— begin —

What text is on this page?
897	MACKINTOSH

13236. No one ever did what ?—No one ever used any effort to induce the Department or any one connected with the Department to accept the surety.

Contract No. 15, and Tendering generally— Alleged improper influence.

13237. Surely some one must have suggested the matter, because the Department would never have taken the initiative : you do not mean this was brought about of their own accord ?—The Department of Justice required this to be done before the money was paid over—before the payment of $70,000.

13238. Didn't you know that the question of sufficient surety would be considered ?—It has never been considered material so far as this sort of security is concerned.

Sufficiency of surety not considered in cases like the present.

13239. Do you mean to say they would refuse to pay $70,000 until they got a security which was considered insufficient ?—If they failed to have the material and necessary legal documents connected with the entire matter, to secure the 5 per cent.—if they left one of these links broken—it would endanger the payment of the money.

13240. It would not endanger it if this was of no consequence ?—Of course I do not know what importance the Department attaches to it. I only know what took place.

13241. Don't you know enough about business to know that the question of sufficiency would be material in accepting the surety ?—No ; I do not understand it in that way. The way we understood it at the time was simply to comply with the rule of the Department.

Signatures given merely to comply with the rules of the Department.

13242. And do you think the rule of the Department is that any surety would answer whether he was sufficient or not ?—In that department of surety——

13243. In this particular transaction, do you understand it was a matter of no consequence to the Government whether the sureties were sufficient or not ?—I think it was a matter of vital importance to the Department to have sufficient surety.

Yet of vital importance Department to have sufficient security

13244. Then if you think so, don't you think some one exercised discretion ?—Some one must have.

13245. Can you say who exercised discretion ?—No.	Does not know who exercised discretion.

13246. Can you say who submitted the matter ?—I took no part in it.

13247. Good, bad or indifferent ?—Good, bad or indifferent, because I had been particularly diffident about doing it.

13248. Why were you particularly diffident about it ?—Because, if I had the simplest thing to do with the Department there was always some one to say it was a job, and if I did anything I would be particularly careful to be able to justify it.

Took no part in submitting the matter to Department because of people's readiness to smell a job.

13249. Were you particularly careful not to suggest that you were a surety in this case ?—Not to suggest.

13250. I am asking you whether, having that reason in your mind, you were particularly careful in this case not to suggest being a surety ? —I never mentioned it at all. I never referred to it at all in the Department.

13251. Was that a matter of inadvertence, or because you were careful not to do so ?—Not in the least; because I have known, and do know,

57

— end —

#### [The problem]
Copy each entry exactly, with nothing added or dropped.

#### [Task result]
What text is on this page?
897	MACKINTOSH

13236. No one ever did what ?—No one ever used any effort to induce the Department or any one connected with the Department to accept the surety.

Contract No. 15, and Tendering generally— Alleged improper influence.

13237. Surely some one must have suggested the matter, because the Department would never have taken the initiative : you do not mean this was brought about of their own accord ?—The Department of Justice required this to be done before the money was paid over—before the payment of $70,000.

13238. Didn't you know that the question of sufficient surety would be considered ?—It has never been considered material so far as this sort of security is concerned.

Sufficiency of surety not considered in cases like the present.

13239. Do you mean to say they would refuse to pay $70,000 until they got a security which was considered insufficient ?—If they failed to have the material and necessary legal documents connected with the entire matter, to secure the 5 per cent.—if they left one of these links broken—it would endanger the payment of the money.

13240. It would not endanger it if this was of no consequence ?—Of course I do not know what importance the Department attaches to it. I only know what took place.

13241. Don't you know enough about business to know that the question of sufficiency would be material in accepting the surety ?—No ; I do not understand it in that way. The way we understood it at the time was simply to comply with the rule of the Department.

Signatures given merely to comply with the rules of the Department.

13242. And do you think the rule of the Department is that any surety would answer whether he was sufficient or not ?—In that department of surety——

13243. In this particular transaction, do you understand it was a matter of no consequence to the Government whether the sureties were sufficient or not ?—I think it was a matter of vital importance to the Department to have sufficient surety.

Yet of vital importance Department to have sufficient security

13244. Then if you think so, don't you think some one exercised discretion ?—Some one must have.

13245. Can you say who exercised discretion ?—No.	Does not know who exercised discretion.

13246. Can you say who submitted the matter ?—I took no part in it.

13247. Good, bad or indifferent ?—Good, bad or indifferent, because I had been particularly diffident about doing it.

13248. Why were you particularly diffident about it ?—Because, if I had the simplest thing to do with the Department there was always some one to say it was a job, and if I did anything I would be particularly careful to be able to justify it.

Took no part in submitting the matter to Department because of people's readiness to smell a job.

13249. Were you particularly careful not to suggest that you were a surety in this case ?—Not to suggest.

13250. I am asking you whether, having that reason in your mind, you were particularly careful in this case not to suggest being a surety ? —I never mentioned it at all. I never referred to it at all in the Department.

13251. Was that a matter of inadvertence, or because you were careful not to do so ?—Not in the least; because I have known, and do know,

57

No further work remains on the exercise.